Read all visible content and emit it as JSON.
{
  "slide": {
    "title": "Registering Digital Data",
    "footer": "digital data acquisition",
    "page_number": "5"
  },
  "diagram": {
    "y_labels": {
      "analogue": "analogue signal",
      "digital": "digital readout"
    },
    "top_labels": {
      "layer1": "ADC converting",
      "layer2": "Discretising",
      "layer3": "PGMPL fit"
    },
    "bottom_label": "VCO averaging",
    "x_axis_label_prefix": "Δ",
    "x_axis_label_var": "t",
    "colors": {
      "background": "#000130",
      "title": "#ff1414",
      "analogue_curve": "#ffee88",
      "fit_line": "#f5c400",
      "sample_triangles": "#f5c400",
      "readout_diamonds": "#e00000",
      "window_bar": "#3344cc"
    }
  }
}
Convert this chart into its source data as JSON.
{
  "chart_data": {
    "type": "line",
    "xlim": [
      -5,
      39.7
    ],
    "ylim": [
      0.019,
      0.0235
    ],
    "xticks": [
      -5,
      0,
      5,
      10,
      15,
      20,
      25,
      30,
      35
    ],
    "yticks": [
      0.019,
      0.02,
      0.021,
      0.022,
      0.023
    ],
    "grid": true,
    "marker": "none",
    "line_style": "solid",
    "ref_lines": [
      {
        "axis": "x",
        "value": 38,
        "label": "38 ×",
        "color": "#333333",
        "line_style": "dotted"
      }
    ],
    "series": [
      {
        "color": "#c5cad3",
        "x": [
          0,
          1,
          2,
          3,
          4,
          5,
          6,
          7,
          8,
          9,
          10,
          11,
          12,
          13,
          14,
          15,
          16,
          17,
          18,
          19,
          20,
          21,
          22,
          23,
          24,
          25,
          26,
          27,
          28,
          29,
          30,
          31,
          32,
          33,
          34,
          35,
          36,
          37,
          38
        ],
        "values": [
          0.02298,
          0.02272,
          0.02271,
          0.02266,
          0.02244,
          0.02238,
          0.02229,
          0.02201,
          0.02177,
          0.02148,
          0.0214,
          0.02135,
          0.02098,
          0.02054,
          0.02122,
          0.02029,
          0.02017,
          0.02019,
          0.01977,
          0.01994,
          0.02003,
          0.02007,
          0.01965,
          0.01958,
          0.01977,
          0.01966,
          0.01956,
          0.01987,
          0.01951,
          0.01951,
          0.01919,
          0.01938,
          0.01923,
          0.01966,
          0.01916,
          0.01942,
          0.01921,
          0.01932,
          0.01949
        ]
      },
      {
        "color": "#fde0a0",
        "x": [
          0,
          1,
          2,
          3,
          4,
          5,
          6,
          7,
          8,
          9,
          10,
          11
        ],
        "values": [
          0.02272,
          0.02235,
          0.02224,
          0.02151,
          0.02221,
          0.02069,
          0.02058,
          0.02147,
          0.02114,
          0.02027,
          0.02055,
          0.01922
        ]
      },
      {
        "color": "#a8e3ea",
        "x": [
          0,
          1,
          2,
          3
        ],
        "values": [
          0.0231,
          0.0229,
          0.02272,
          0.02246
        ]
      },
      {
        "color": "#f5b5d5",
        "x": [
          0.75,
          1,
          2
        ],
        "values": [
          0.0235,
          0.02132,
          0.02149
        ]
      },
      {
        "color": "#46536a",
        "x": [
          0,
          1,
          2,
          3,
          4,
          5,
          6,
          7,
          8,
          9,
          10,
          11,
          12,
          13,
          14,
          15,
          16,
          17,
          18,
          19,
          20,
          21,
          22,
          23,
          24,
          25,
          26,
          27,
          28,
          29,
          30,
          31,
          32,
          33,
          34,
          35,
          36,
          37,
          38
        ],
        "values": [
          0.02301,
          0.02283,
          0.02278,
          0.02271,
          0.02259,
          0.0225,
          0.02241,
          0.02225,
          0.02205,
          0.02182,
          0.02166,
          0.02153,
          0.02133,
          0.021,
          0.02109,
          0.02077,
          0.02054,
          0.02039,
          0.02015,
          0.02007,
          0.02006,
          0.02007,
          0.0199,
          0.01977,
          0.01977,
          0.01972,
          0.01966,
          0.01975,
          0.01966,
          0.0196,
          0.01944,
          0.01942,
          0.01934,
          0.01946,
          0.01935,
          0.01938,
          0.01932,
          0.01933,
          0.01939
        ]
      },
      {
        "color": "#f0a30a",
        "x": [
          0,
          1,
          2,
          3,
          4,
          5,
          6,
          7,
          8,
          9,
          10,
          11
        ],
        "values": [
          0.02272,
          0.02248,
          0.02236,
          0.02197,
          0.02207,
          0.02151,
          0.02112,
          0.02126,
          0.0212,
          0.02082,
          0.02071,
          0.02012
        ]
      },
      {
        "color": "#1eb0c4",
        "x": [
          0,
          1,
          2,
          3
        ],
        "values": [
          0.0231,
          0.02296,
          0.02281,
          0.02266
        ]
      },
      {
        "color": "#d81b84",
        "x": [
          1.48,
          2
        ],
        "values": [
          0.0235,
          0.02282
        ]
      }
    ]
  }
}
· · · · ·
### TASK DESCRIPTION:
Isolate each line of the listing above that includes "JSON". Copy it.

### RESPONSE:
Read all visible content and emit it as JSON.
Convert this chart into its source data as JSON.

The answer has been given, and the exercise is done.